(Data entries)
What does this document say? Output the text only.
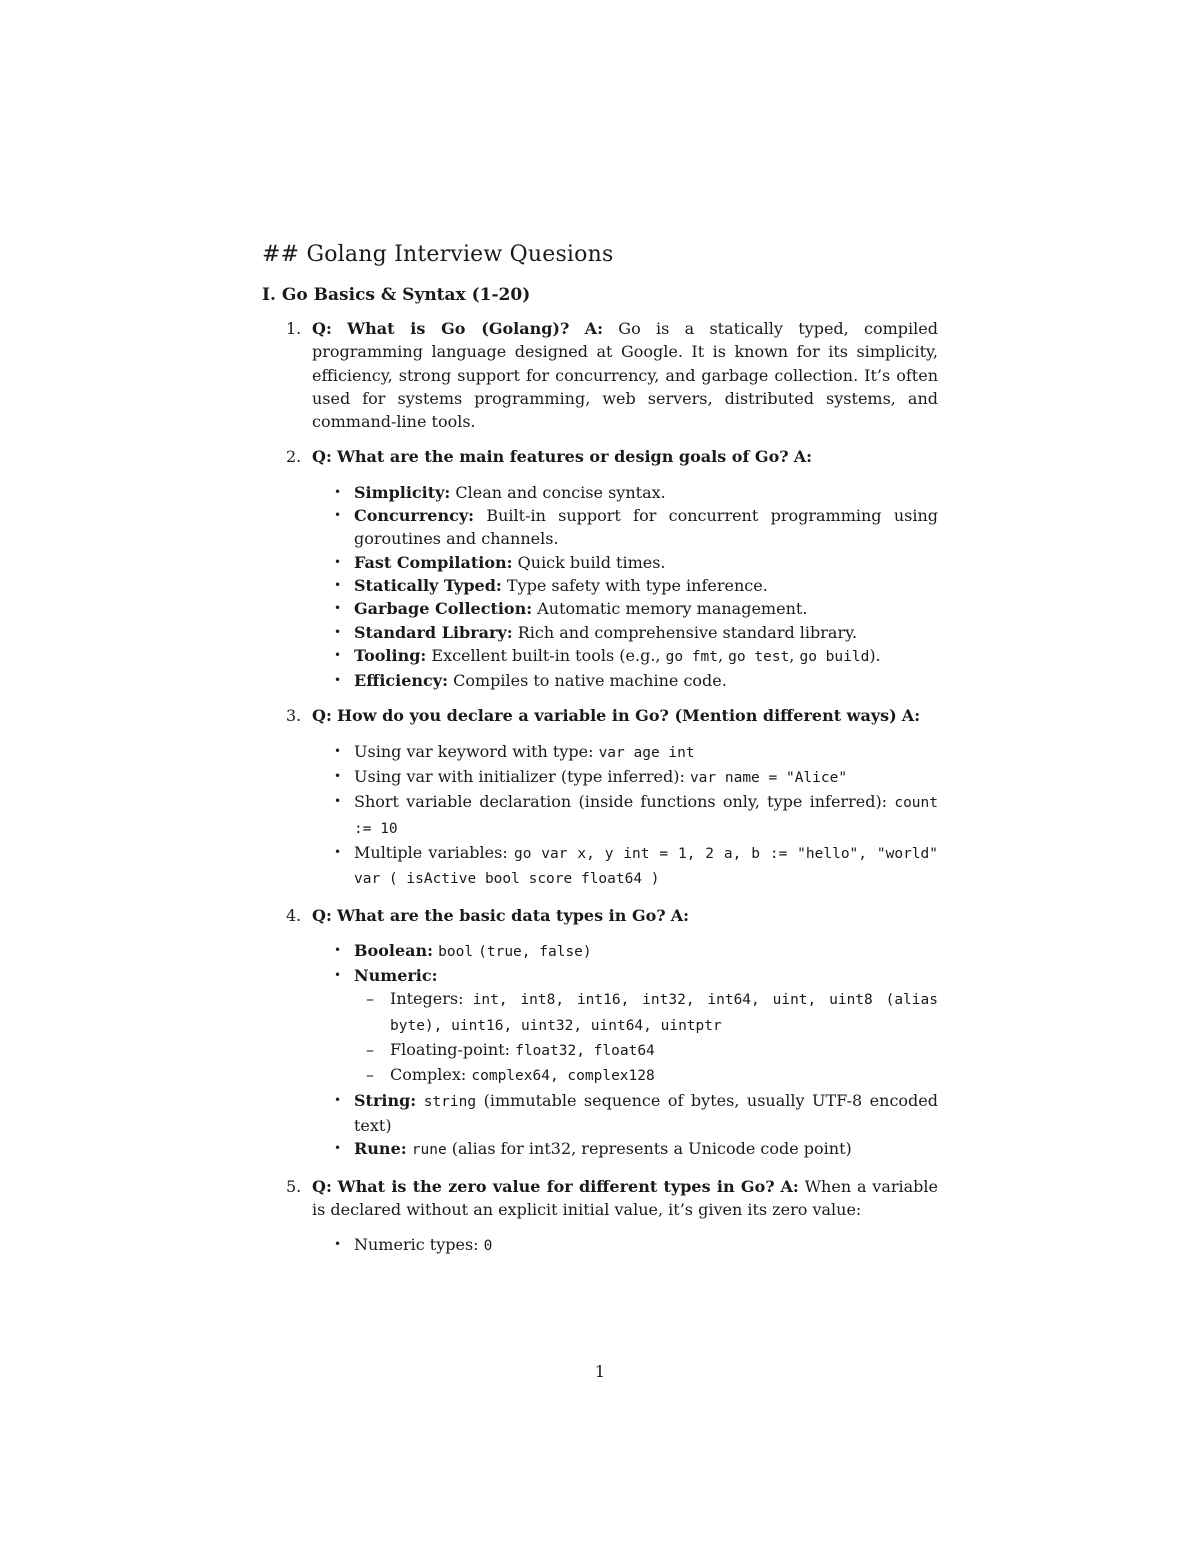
## Golang Interview Quesions
I. Go Basics & Syntax (1-20)
1. Q: What is Go (Golang)? A: Go is a statically typed, compiled programming language designed at Google. It is known for its simplicity, efficiency, strong support for concurrency, and garbage collection. It’s often used for systems programming, web servers, distributed systems, and command-line tools.

2. Q: What are the main features or design goals of Go? A:

• Simplicity: Clean and concise syntax.
• Concurrency: Built-in support for concurrent programming using goroutines and channels.
• Fast Compilation: Quick build times.
• Statically Typed: Type safety with type inference.
• Garbage Collection: Automatic memory management.
• Standard Library: Rich and comprehensive standard library.
• Tooling: Excellent built-in tools (e.g., go fmt, go test, go build).
• Efficiency: Compiles to native machine code.
3. Q: How do you declare a variable in Go? (Mention different ways) A:

• Using var keyword with type: var age int
• Using var with initializer (type inferred): var name = "Alice"
• Short variable declaration (inside functions only, type inferred): count := 10
• Multiple variables: go var x, y int = 1, 2 a, b := "hello", "world" var ( isActive bool score float64 )
4. Q: What are the basic data types in Go? A:

• Boolean: bool (true, false)
• Numeric:
– Integers: int, int8, int16, int32, int64, uint, uint8 (alias byte), uint16, uint32, uint64, uintptr
– Floating-point: float32, float64
– Complex: complex64, complex128
• String: string (immutable sequence of bytes, usually UTF-8 encoded text)
• Rune: rune (alias for int32, represents a Unicode code point)
5. Q: What is the zero value for different types in Go? A: When a variable is declared without an explicit initial value, it’s given its zero value:

• Numeric types: 0
1
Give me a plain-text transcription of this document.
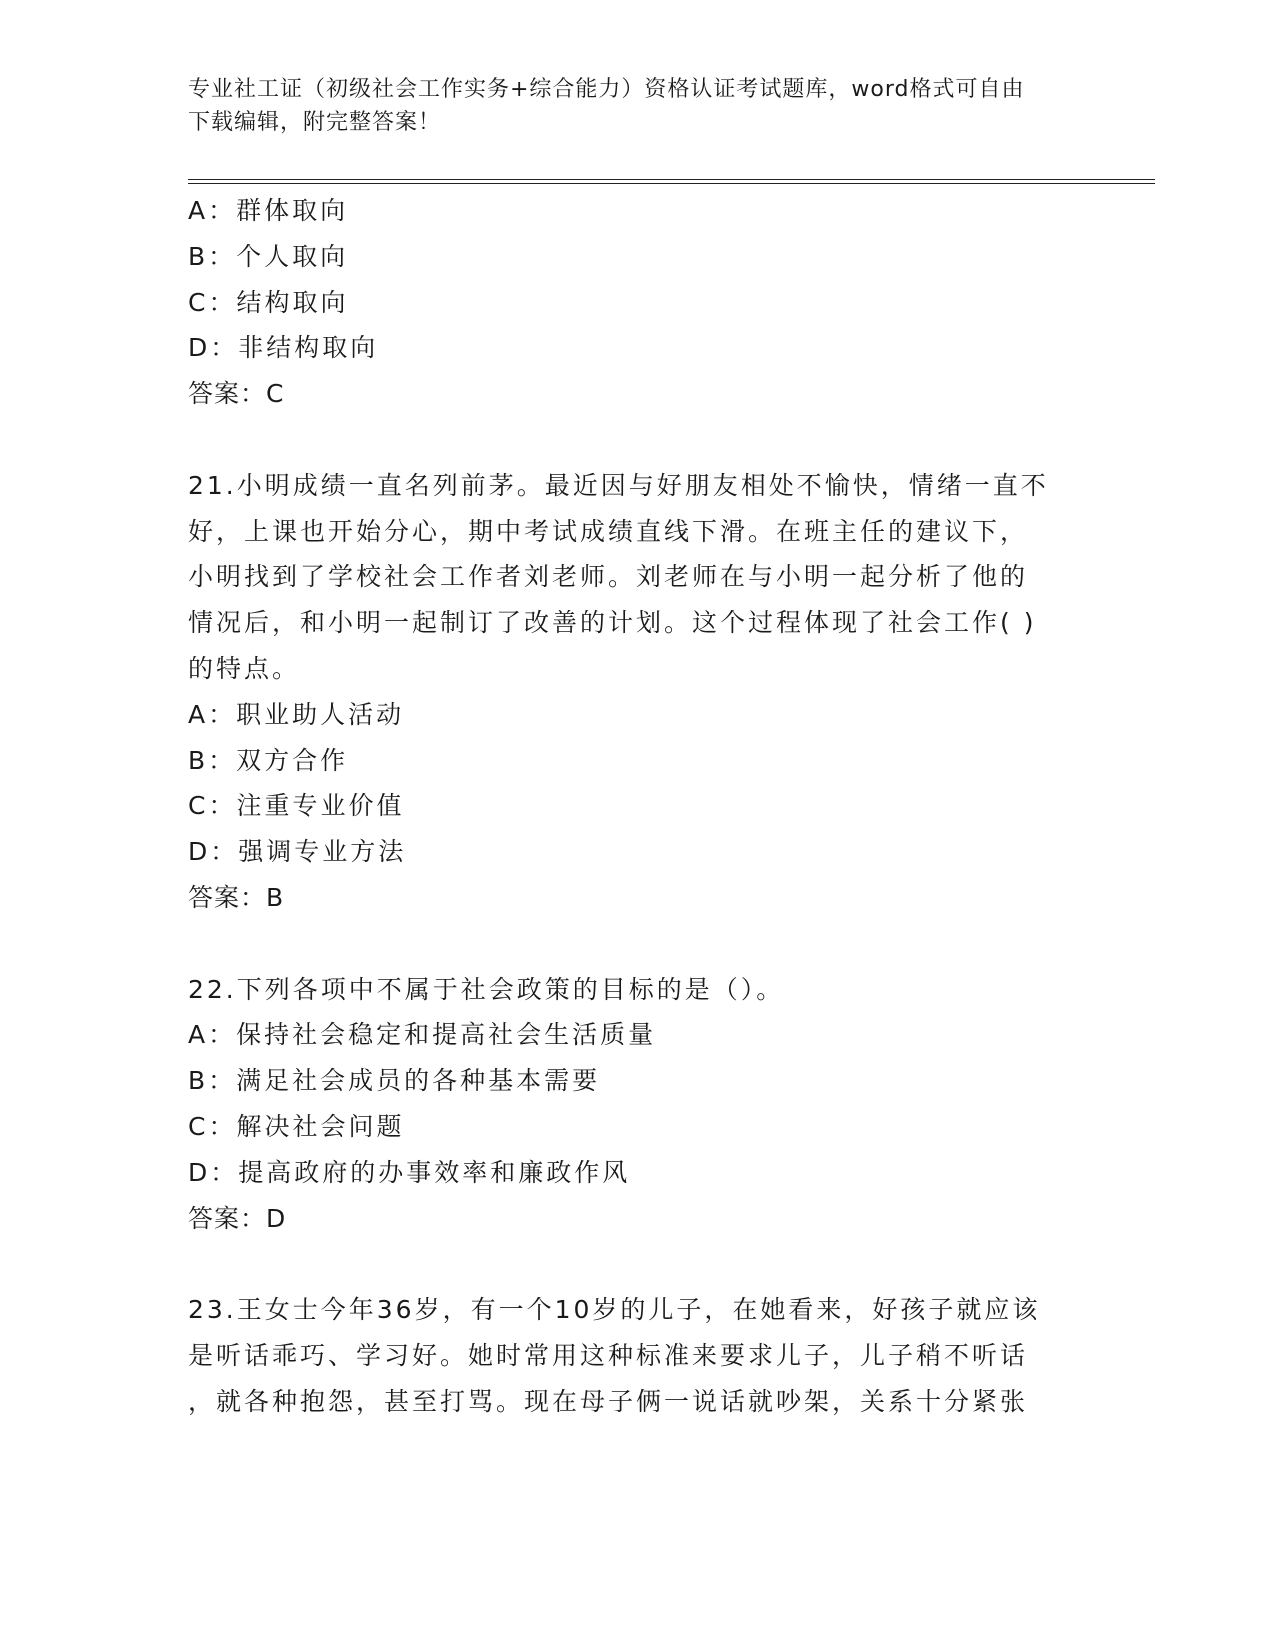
专业社工证（初级社会工作实务+综合能力）资格认证考试题库，word格式可自由
下载编辑，附完整答案！
A：群体取向
B：个人取向
C：结构取向
D：非结构取向
答案：C
21.小明成绩一直名列前茅。最近因与好朋友相处不愉快，情绪一直不
好，上课也开始分心，期中考试成绩直线下滑。在班主任的建议下，
小明找到了学校社会工作者刘老师。刘老师在与小明一起分析了他的
情况后，和小明一起制订了改善的计划。这个过程体现了社会工作( )
的特点。
A：职业助人活动
B：双方合作
C：注重专业价值
D：强调专业方法
答案：B
22.下列各项中不属于社会政策的目标的是（）。
A：保持社会稳定和提高社会生活质量
B：满足社会成员的各种基本需要
C：解决社会问题
D：提高政府的办事效率和廉政作风
答案：D
23.王女士今年36岁，有一个10岁的儿子，在她看来，好孩子就应该
是听话乖巧、学习好。她时常用这种标准来要求儿子，儿子稍不听话
，就各种抱怨，甚至打骂。现在母子俩一说话就吵架，关系十分紧张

- **GOAL**: The pictures in the entries should be left out; output everything else exactly.

- **SOLUTION**:
What does this document say? Output the text only.
## Golang Interview Quesions
I. Go Basics & Syntax (1-20)
1. Q: What is Go (Golang)? A: Go is a statically typed, compiled programming language designed at Google. It is known for its simplicity, efficiency, strong support for concurrency, and garbage collection. It’s often used for systems programming, web servers, distributed systems, and command-line tools.

2. Q: What are the main features or design goals of Go? A:

• Simplicity: Clean and concise syntax.
• Concurrency: Built-in support for concurrent programming using goroutines and channels.
• Fast Compilation: Quick build times.
• Statically Typed: Type safety with type inference.
• Garbage Collection: Automatic memory management.
• Standard Library: Rich and comprehensive standard library.
• Tooling: Excellent built-in tools (e.g., go fmt, go test, go build).
• Efficiency: Compiles to native machine code.
3. Q: How do you declare a variable in Go? (Mention different ways) A:

• Using var keyword with type: var age int
• Using var with initializer (type inferred): var name = "Alice"
• Short variable declaration (inside functions only, type inferred): count := 10
• Multiple variables: go var x, y int = 1, 2 a, b := "hello", "world" var ( isActive bool score float64 )
4. Q: What are the basic data types in Go? A:

• Boolean: bool (true, false)
• Numeric:
– Integers: int, int8, int16, int32, int64, uint, uint8 (alias byte), uint16, uint32, uint64, uintptr
– Floating-point: float32, float64
– Complex: complex64, complex128
• String: string (immutable sequence of bytes, usually UTF-8 encoded text)
• Rune: rune (alias for int32, represents a Unicode code point)
5. Q: What is the zero value for different types in Go? A: When a variable is declared without an explicit initial value, it’s given its zero value:

• Numeric types: 0
1
Give me a plain-text transcription of this document.
专业社工证（初级社会工作实务+综合能力）资格认证考试题库，word格式可自由
下载编辑，附完整答案！
A：群体取向
B：个人取向
C：结构取向
D：非结构取向
答案：C
21.小明成绩一直名列前茅。最近因与好朋友相处不愉快，情绪一直不
好，上课也开始分心，期中考试成绩直线下滑。在班主任的建议下，
小明找到了学校社会工作者刘老师。刘老师在与小明一起分析了他的
情况后，和小明一起制订了改善的计划。这个过程体现了社会工作( )
的特点。
A：职业助人活动
B：双方合作
C：注重专业价值
D：强调专业方法
答案：B
22.下列各项中不属于社会政策的目标的是（）。
A：保持社会稳定和提高社会生活质量
B：满足社会成员的各种基本需要
C：解决社会问题
D：提高政府的办事效率和廉政作风
答案：D
23.王女士今年36岁，有一个10岁的儿子，在她看来，好孩子就应该
是听话乖巧、学习好。她时常用这种标准来要求儿子，儿子稍不听话
，就各种抱怨，甚至打骂。现在母子俩一说话就吵架，关系十分紧张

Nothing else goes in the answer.